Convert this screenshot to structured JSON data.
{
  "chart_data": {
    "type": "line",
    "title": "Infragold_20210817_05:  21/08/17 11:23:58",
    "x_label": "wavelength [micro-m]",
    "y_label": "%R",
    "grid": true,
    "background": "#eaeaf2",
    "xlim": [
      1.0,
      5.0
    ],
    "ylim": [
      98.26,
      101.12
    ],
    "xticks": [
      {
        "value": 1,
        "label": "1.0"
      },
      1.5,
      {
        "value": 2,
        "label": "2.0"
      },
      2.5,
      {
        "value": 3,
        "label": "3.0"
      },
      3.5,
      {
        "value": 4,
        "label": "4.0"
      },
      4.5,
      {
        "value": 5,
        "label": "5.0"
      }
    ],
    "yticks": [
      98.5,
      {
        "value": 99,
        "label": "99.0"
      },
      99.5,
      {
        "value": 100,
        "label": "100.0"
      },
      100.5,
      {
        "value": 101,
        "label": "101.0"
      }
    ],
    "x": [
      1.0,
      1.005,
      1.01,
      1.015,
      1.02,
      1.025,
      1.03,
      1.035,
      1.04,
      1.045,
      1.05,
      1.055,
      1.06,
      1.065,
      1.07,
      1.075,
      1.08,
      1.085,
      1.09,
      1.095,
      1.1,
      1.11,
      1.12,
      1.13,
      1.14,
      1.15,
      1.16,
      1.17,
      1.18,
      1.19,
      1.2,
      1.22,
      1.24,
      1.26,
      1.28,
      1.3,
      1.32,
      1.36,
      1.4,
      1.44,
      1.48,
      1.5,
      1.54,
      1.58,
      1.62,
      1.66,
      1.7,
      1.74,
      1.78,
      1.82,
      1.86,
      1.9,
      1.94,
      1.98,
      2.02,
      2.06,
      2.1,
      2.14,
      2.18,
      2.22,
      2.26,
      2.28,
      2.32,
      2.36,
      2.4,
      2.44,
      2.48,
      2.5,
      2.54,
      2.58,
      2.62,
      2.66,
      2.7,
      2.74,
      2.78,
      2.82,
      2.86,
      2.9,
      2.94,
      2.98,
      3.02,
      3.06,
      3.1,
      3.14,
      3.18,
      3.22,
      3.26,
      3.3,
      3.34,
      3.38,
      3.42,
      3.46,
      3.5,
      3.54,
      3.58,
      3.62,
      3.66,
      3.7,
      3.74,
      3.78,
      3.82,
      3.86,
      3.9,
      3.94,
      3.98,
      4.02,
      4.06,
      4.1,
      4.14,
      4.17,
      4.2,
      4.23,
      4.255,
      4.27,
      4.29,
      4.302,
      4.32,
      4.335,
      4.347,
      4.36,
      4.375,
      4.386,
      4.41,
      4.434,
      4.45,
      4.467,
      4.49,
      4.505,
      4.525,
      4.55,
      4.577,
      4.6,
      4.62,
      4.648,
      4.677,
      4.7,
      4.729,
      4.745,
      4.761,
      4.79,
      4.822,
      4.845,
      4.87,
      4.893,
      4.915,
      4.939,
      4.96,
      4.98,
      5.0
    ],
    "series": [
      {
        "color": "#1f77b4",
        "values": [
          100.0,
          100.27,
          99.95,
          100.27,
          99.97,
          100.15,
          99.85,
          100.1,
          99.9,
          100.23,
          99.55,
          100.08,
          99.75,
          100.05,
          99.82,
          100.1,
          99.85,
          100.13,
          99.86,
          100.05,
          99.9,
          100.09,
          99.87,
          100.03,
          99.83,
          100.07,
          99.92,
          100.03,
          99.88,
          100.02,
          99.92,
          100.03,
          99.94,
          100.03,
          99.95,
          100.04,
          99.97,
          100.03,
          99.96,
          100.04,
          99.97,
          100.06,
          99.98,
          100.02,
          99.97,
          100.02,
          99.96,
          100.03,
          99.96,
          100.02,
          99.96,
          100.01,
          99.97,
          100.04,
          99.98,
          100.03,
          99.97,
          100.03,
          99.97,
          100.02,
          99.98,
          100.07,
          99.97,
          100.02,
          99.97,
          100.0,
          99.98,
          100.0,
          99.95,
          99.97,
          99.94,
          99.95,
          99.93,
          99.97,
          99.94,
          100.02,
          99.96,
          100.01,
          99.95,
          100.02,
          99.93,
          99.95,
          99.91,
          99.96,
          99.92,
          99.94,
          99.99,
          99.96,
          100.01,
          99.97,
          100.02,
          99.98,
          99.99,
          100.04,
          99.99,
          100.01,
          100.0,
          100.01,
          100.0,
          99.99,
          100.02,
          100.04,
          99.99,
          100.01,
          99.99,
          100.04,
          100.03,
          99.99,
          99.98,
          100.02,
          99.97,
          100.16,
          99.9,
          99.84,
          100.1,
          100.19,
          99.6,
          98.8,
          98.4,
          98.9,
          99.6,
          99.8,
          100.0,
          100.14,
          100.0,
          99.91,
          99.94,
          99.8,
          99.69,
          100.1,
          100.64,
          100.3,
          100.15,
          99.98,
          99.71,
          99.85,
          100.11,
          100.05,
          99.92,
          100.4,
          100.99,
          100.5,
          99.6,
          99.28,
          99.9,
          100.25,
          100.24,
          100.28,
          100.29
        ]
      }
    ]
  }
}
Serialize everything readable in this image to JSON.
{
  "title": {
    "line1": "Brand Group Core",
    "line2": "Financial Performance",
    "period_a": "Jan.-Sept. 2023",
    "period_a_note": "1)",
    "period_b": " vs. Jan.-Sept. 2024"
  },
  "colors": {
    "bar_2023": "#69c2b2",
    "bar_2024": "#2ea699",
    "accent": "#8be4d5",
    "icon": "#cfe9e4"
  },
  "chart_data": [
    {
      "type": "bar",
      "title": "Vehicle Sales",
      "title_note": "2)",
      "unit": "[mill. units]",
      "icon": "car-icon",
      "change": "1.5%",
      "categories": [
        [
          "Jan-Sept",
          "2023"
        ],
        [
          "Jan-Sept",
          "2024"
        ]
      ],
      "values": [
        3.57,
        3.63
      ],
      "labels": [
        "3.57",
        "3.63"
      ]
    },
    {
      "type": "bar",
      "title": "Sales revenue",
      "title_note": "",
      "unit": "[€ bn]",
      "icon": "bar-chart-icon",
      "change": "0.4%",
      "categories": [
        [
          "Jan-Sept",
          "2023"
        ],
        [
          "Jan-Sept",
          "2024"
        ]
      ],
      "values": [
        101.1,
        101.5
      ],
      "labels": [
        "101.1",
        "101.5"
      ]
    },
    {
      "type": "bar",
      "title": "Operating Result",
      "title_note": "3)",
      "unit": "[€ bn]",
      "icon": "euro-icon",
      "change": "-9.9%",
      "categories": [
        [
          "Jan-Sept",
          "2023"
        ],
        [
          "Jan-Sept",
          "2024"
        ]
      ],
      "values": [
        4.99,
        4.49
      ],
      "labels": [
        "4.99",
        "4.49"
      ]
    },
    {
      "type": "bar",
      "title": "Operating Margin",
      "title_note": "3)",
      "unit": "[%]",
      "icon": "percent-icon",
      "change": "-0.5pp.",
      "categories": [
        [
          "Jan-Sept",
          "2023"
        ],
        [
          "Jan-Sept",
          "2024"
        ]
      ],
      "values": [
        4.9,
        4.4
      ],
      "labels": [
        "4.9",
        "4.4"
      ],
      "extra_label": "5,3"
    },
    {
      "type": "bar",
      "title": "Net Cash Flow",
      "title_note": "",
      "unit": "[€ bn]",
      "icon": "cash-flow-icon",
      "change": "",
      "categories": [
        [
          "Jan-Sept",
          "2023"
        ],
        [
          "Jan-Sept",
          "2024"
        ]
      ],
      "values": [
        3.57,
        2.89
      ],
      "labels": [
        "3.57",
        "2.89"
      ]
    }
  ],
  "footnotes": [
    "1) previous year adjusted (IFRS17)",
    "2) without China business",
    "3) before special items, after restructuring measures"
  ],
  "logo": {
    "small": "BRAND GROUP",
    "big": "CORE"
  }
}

### [Task]
Could you reproduce every record above exactly as it appears?

### [Task solution]
Convert this screenshot to structured JSON data.
{
  "chart_data": {
    "type": "line",
    "title": "Infragold_20210817_05:  21/08/17 11:23:58",
    "x_label": "wavelength [micro-m]",
    "y_label": "%R",
    "grid": true,
    "background": "#eaeaf2",
    "xlim": [
      1.0,
      5.0
    ],
    "ylim": [
      98.26,
      101.12
    ],
    "xticks": [
      {
        "value": 1,
        "label": "1.0"
      },
      1.5,
      {
        "value": 2,
        "label": "2.0"
      },
      2.5,
      {
        "value": 3,
        "label": "3.0"
      },
      3.5,
      {
        "value": 4,
        "label": "4.0"
      },
      4.5,
      {
        "value": 5,
        "label": "5.0"
      }
    ],
    "yticks": [
      98.5,
      {
        "value": 99,
        "label": "99.0"
      },
      99.5,
      {
        "value": 100,
        "label": "100.0"
      },
      100.5,
      {
        "value": 101,
        "label": "101.0"
      }
    ],
    "x": [
      1.0,
      1.005,
      1.01,
      1.015,
      1.02,
      1.025,
      1.03,
      1.035,
      1.04,
      1.045,
      1.05,
      1.055,
      1.06,
      1.065,
      1.07,
      1.075,
      1.08,
      1.085,
      1.09,
      1.095,
      1.1,
      1.11,
      1.12,
      1.13,
      1.14,
      1.15,
      1.16,
      1.17,
      1.18,
      1.19,
      1.2,
      1.22,
      1.24,
      1.26,
      1.28,
      1.3,
      1.32,
      1.36,
      1.4,
      1.44,
      1.48,
      1.5,
      1.54,
      1.58,
      1.62,
      1.66,
      1.7,
      1.74,
      1.78,
      1.82,
      1.86,
      1.9,
      1.94,
      1.98,
      2.02,
      2.06,
      2.1,
      2.14,
      2.18,
      2.22,
      2.26,
      2.28,
      2.32,
      2.36,
      2.4,
      2.44,
      2.48,
      2.5,
      2.54,
      2.58,
      2.62,
      2.66,
      2.7,
      2.74,
      2.78,
      2.82,
      2.86,
      2.9,
      2.94,
      2.98,
      3.02,
      3.06,
      3.1,
      3.14,
      3.18,
      3.22,
      3.26,
      3.3,
      3.34,
      3.38,
      3.42,
      3.46,
      3.5,
      3.54,
      3.58,
      3.62,
      3.66,
      3.7,
      3.74,
      3.78,
      3.82,
      3.86,
      3.9,
      3.94,
      3.98,
      4.02,
      4.06,
      4.1,
      4.14,
      4.17,
      4.2,
      4.23,
      4.255,
      4.27,
      4.29,
      4.302,
      4.32,
      4.335,
      4.347,
      4.36,
      4.375,
      4.386,
      4.41,
      4.434,
      4.45,
      4.467,
      4.49,
      4.505,
      4.525,
      4.55,
      4.577,
      4.6,
      4.62,
      4.648,
      4.677,
      4.7,
      4.729,
      4.745,
      4.761,
      4.79,
      4.822,
      4.845,
      4.87,
      4.893,
      4.915,
      4.939,
      4.96,
      4.98,
      5.0
    ],
    "series": [
      {
        "color": "#1f77b4",
        "values": [
          100.0,
          100.27,
          99.95,
          100.27,
          99.97,
          100.15,
          99.85,
          100.1,
          99.9,
          100.23,
          99.55,
          100.08,
          99.75,
          100.05,
          99.82,
          100.1,
          99.85,
          100.13,
          99.86,
          100.05,
          99.9,
          100.09,
          99.87,
          100.03,
          99.83,
          100.07,
          99.92,
          100.03,
          99.88,
          100.02,
          99.92,
          100.03,
          99.94,
          100.03,
          99.95,
          100.04,
          99.97,
          100.03,
          99.96,
          100.04,
          99.97,
          100.06,
          99.98,
          100.02,
          99.97,
          100.02,
          99.96,
          100.03,
          99.96,
          100.02,
          99.96,
          100.01,
          99.97,
          100.04,
          99.98,
          100.03,
          99.97,
          100.03,
          99.97,
          100.02,
          99.98,
          100.07,
          99.97,
          100.02,
          99.97,
          100.0,
          99.98,
          100.0,
          99.95,
          99.97,
          99.94,
          99.95,
          99.93,
          99.97,
          99.94,
          100.02,
          99.96,
          100.01,
          99.95,
          100.02,
          99.93,
          99.95,
          99.91,
          99.96,
          99.92,
          99.94,
          99.99,
          99.96,
          100.01,
          99.97,
          100.02,
          99.98,
          99.99,
          100.04,
          99.99,
          100.01,
          100.0,
          100.01,
          100.0,
          99.99,
          100.02,
          100.04,
          99.99,
          100.01,
          99.99,
          100.04,
          100.03,
          99.99,
          99.98,
          100.02,
          99.97,
          100.16,
          99.9,
          99.84,
          100.1,
          100.19,
          99.6,
          98.8,
          98.4,
          98.9,
          99.6,
          99.8,
          100.0,
          100.14,
          100.0,
          99.91,
          99.94,
          99.8,
          99.69,
          100.1,
          100.64,
          100.3,
          100.15,
          99.98,
          99.71,
          99.85,
          100.11,
          100.05,
          99.92,
          100.4,
          100.99,
          100.5,
          99.6,
          99.28,
          99.9,
          100.25,
          100.24,
          100.28,
          100.29
        ]
      }
    ]
  }
}
Serialize everything readable in this image to JSON.
{
  "title": {
    "line1": "Brand Group Core",
    "line2": "Financial Performance",
    "period_a": "Jan.-Sept. 2023",
    "period_a_note": "1)",
    "period_b": " vs. Jan.-Sept. 2024"
  },
  "colors": {
    "bar_2023": "#69c2b2",
    "bar_2024": "#2ea699",
    "accent": "#8be4d5",
    "icon": "#cfe9e4"
  },
  "chart_data": [
    {
      "type": "bar",
      "title": "Vehicle Sales",
      "title_note": "2)",
      "unit": "[mill. units]",
      "icon": "car-icon",
      "change": "1.5%",
      "categories": [
        [
          "Jan-Sept",
          "2023"
        ],
        [
          "Jan-Sept",
          "2024"
        ]
      ],
      "values": [
        3.57,
        3.63
      ],
      "labels": [
        "3.57",
        "3.63"
      ]
    },
    {
      "type": "bar",
      "title": "Sales revenue",
      "title_note": "",
      "unit": "[€ bn]",
      "icon": "bar-chart-icon",
      "change": "0.4%",
      "categories": [
        [
          "Jan-Sept",
          "2023"
        ],
        [
          "Jan-Sept",
          "2024"
        ]
      ],
      "values": [
        101.1,
        101.5
      ],
      "labels": [
        "101.1",
        "101.5"
      ]
    },
    {
      "type": "bar",
      "title": "Operating Result",
      "title_note": "3)",
      "unit": "[€ bn]",
      "icon": "euro-icon",
      "change": "-9.9%",
      "categories": [
        [
          "Jan-Sept",
          "2023"
        ],
        [
          "Jan-Sept",
          "2024"
        ]
      ],
      "values": [
        4.99,
        4.49
      ],
      "labels": [
        "4.99",
        "4.49"
      ]
    },
    {
      "type": "bar",
      "title": "Operating Margin",
      "title_note": "3)",
      "unit": "[%]",
      "icon": "percent-icon",
      "change": "-0.5pp.",
      "categories": [
        [
          "Jan-Sept",
          "2023"
        ],
        [
          "Jan-Sept",
          "2024"
        ]
      ],
      "values": [
        4.9,
        4.4
      ],
      "labels": [
        "4.9",
        "4.4"
      ],
      "extra_label": "5,3"
    },
    {
      "type": "bar",
      "title": "Net Cash Flow",
      "title_note": "",
      "unit": "[€ bn]",
      "icon": "cash-flow-icon",
      "change": "",
      "categories": [
        [
          "Jan-Sept",
          "2023"
        ],
        [
          "Jan-Sept",
          "2024"
        ]
      ],
      "values": [
        3.57,
        2.89
      ],
      "labels": [
        "3.57",
        "2.89"
      ]
    }
  ],
  "footnotes": [
    "1) previous year adjusted (IFRS17)",
    "2) without China business",
    "3) before special items, after restructuring measures"
  ],
  "logo": {
    "small": "BRAND GROUP",
    "big": "CORE"
  }
}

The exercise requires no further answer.